◆ **PROBLEM DESCRIPTION**: Repeat each record exactly as written, and drop any images.

§ §

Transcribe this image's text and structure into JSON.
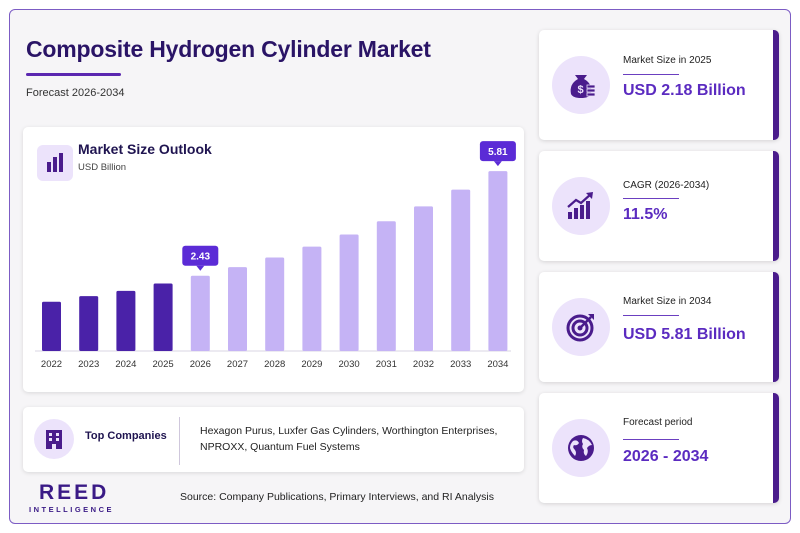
{
  "header": {
    "title": "Composite Hydrogen Cylinder Market",
    "subtitle": "Forecast 2026-2034"
  },
  "chart_data": {
    "type": "bar",
    "title": "Market Size Outlook",
    "unit": "USD Billion",
    "categories": [
      "2022",
      "2023",
      "2024",
      "2025",
      "2026",
      "2027",
      "2028",
      "2029",
      "2030",
      "2031",
      "2032",
      "2033",
      "2034"
    ],
    "values": [
      1.59,
      1.77,
      1.94,
      2.18,
      2.43,
      2.71,
      3.02,
      3.37,
      3.76,
      4.19,
      4.67,
      5.21,
      5.81
    ],
    "historical_years": [
      "2022",
      "2023",
      "2024",
      "2025"
    ],
    "callouts": [
      {
        "category": "2026",
        "label": "2.43"
      },
      {
        "category": "2034",
        "label": "5.81"
      }
    ],
    "colors": {
      "historical": "#4a22a8",
      "forecast": "#c5b3f5",
      "callout": "#5b2bd6"
    }
  },
  "companies": {
    "label": "Top Companies",
    "list": "Hexagon Purus, Luxfer Gas Cylinders, Worthington Enterprises, NPROXX, Quantum Fuel Systems"
  },
  "brand": {
    "name": "REED",
    "tagline": "INTELLIGENCE"
  },
  "source": "Source: Company Publications, Primary Interviews, and RI Analysis",
  "stats": [
    {
      "label": "Market Size in 2025",
      "value": "USD 2.18 Billion",
      "icon": "money-bag-icon"
    },
    {
      "label": "CAGR (2026-2034)",
      "value": "11.5%",
      "icon": "growth-chart-icon"
    },
    {
      "label": "Market Size in 2034",
      "value": "USD 5.81 Billion",
      "icon": "target-icon"
    },
    {
      "label": "Forecast period",
      "value": "2026 - 2034",
      "icon": "globe-icon"
    }
  ],
  "accent": "#5b2bc0"
}
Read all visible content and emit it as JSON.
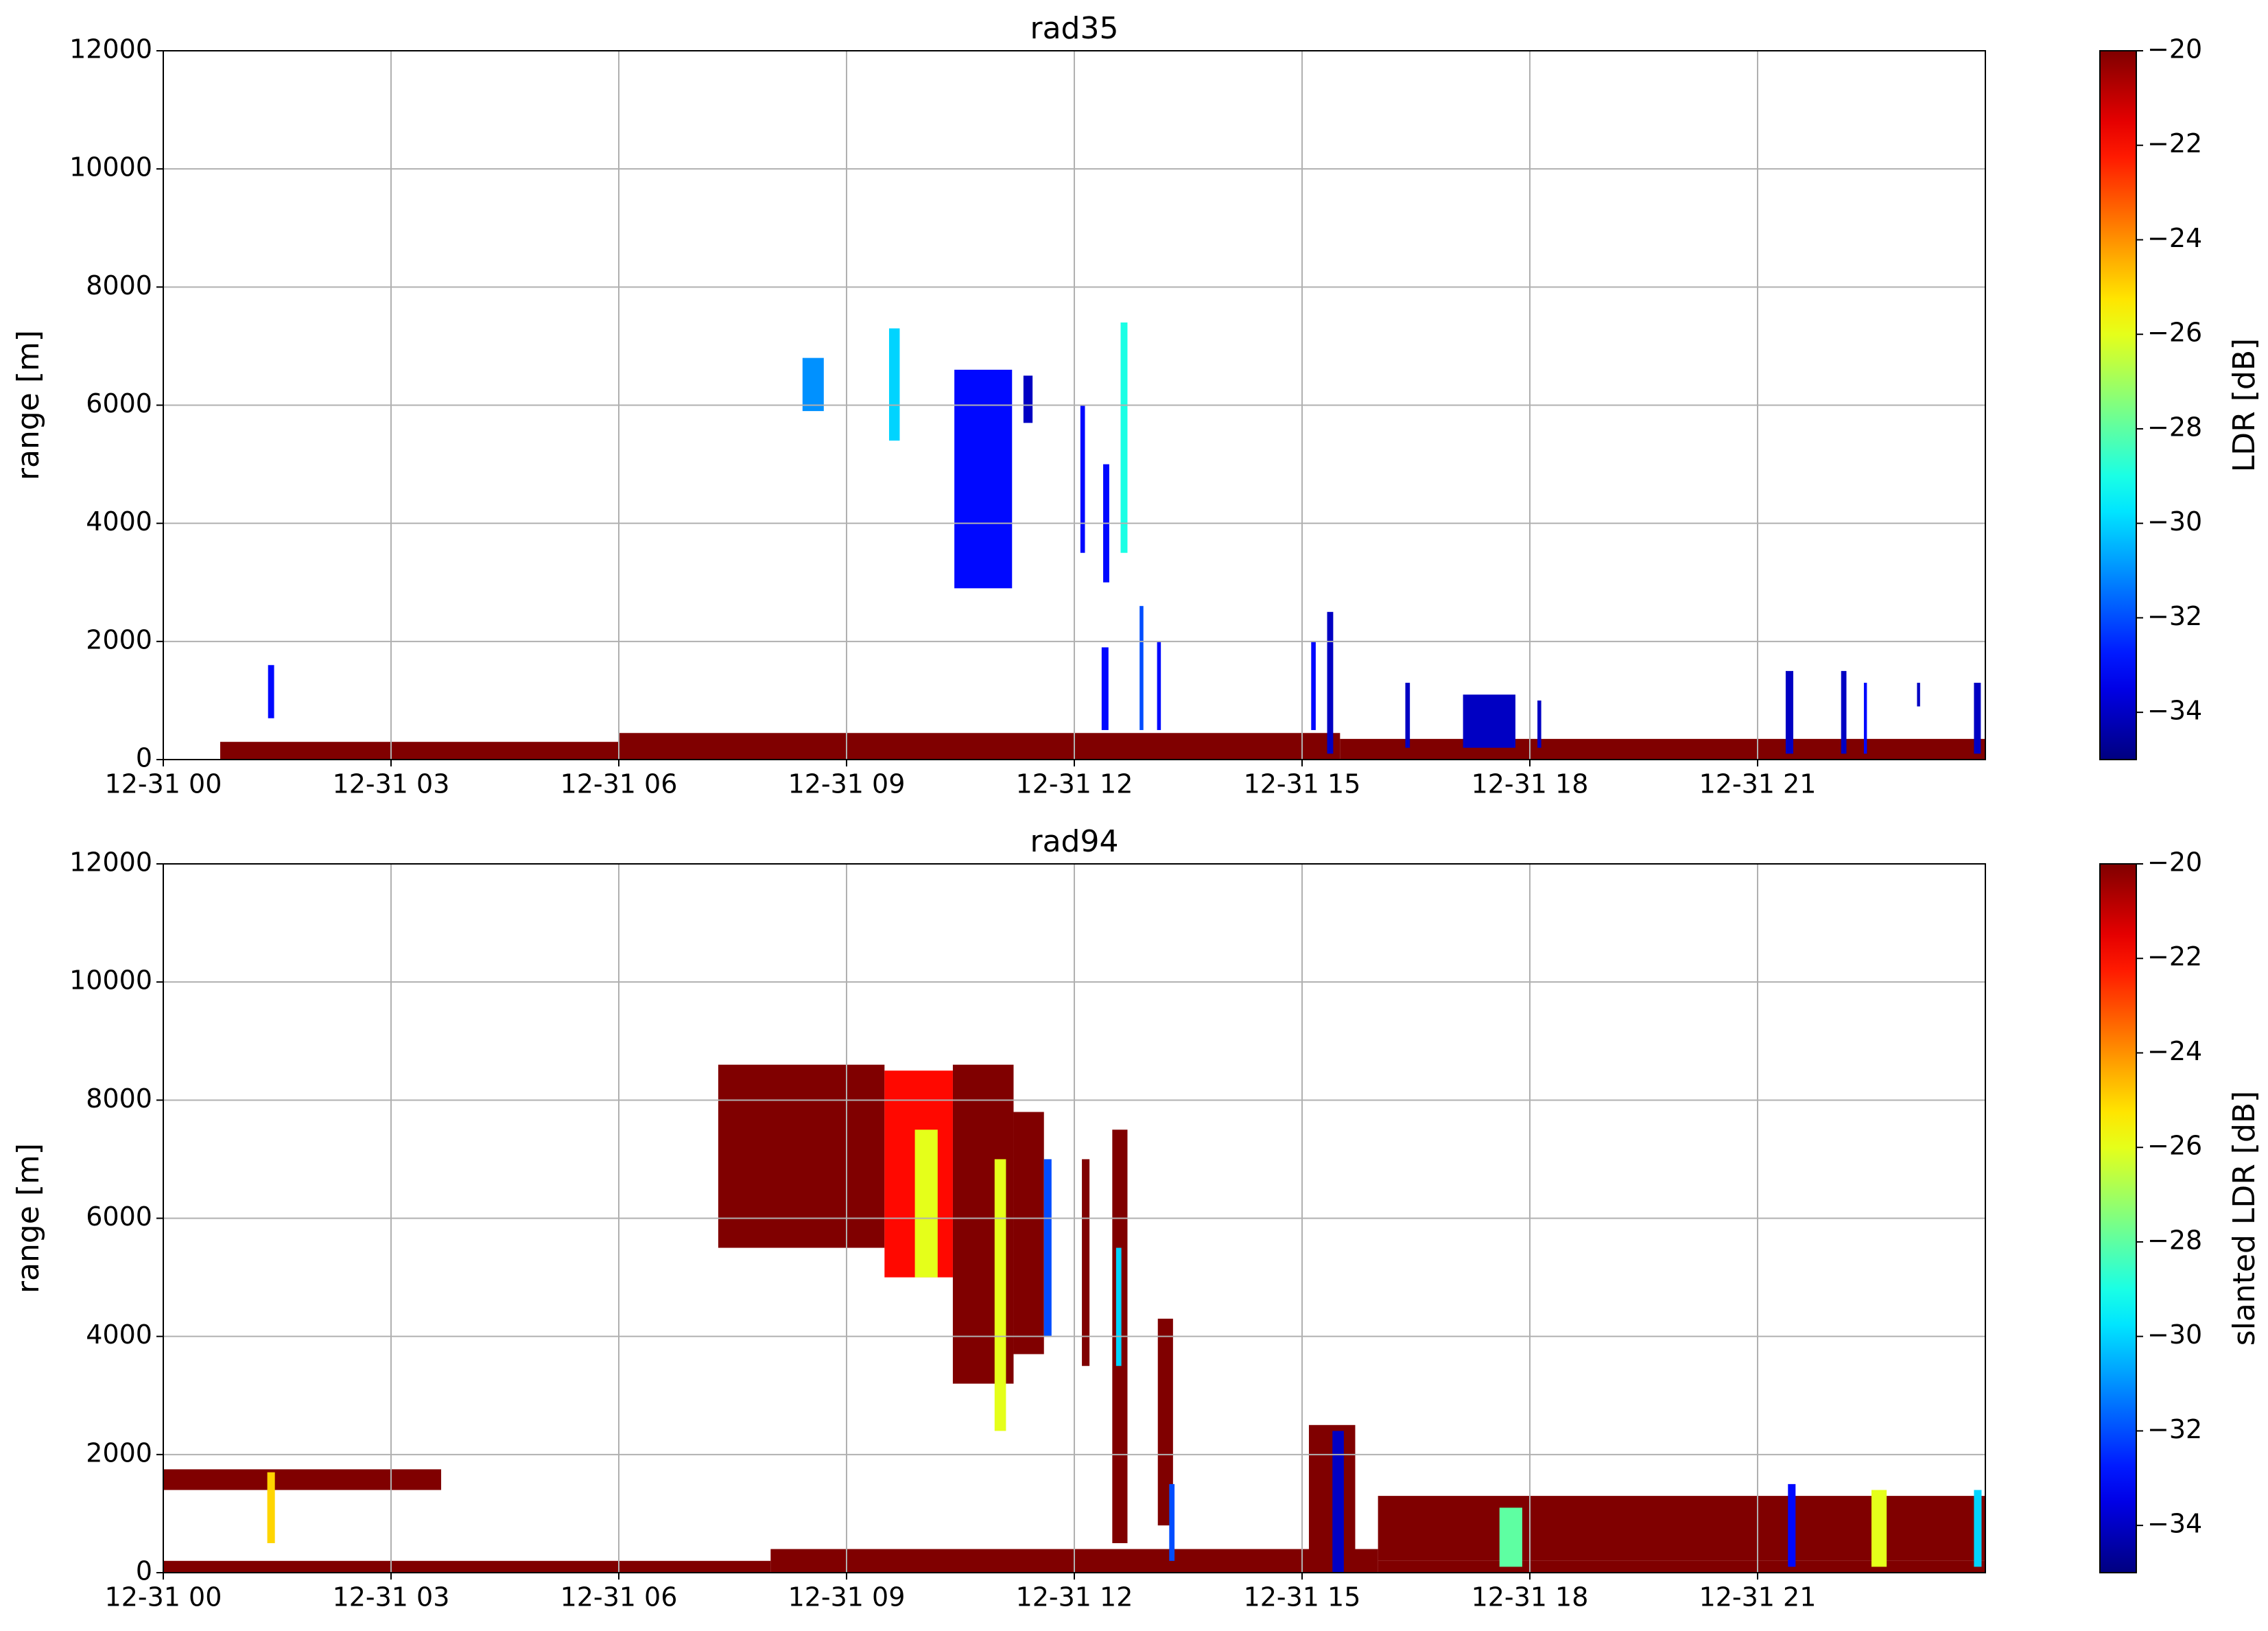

§ §

◆ **SOLUTION BELOW**:
Transcribe this image's text and structure into JSON.
{
  "header": {
    "title": "Composite Hydrogen Cylinder Market",
    "subtitle": "Forecast 2026-2034"
  },
  "chart_data": {
    "type": "bar",
    "title": "Market Size Outlook",
    "unit": "USD Billion",
    "categories": [
      "2022",
      "2023",
      "2024",
      "2025",
      "2026",
      "2027",
      "2028",
      "2029",
      "2030",
      "2031",
      "2032",
      "2033",
      "2034"
    ],
    "values": [
      1.59,
      1.77,
      1.94,
      2.18,
      2.43,
      2.71,
      3.02,
      3.37,
      3.76,
      4.19,
      4.67,
      5.21,
      5.81
    ],
    "historical_years": [
      "2022",
      "2023",
      "2024",
      "2025"
    ],
    "callouts": [
      {
        "category": "2026",
        "label": "2.43"
      },
      {
        "category": "2034",
        "label": "5.81"
      }
    ],
    "colors": {
      "historical": "#4a22a8",
      "forecast": "#c5b3f5",
      "callout": "#5b2bd6"
    }
  },
  "companies": {
    "label": "Top Companies",
    "list": "Hexagon Purus, Luxfer Gas Cylinders, Worthington Enterprises, NPROXX, Quantum Fuel Systems"
  },
  "brand": {
    "name": "REED",
    "tagline": "INTELLIGENCE"
  },
  "source": "Source: Company Publications, Primary Interviews, and RI Analysis",
  "stats": [
    {
      "label": "Market Size in 2025",
      "value": "USD 2.18 Billion",
      "icon": "money-bag-icon"
    },
    {
      "label": "CAGR (2026-2034)",
      "value": "11.5%",
      "icon": "growth-chart-icon"
    },
    {
      "label": "Market Size in 2034",
      "value": "USD 5.81 Billion",
      "icon": "target-icon"
    },
    {
      "label": "Forecast period",
      "value": "2026 - 2034",
      "icon": "globe-icon"
    }
  ],
  "accent": "#5b2bc0"
}
Read all visible content and emit it as JSON.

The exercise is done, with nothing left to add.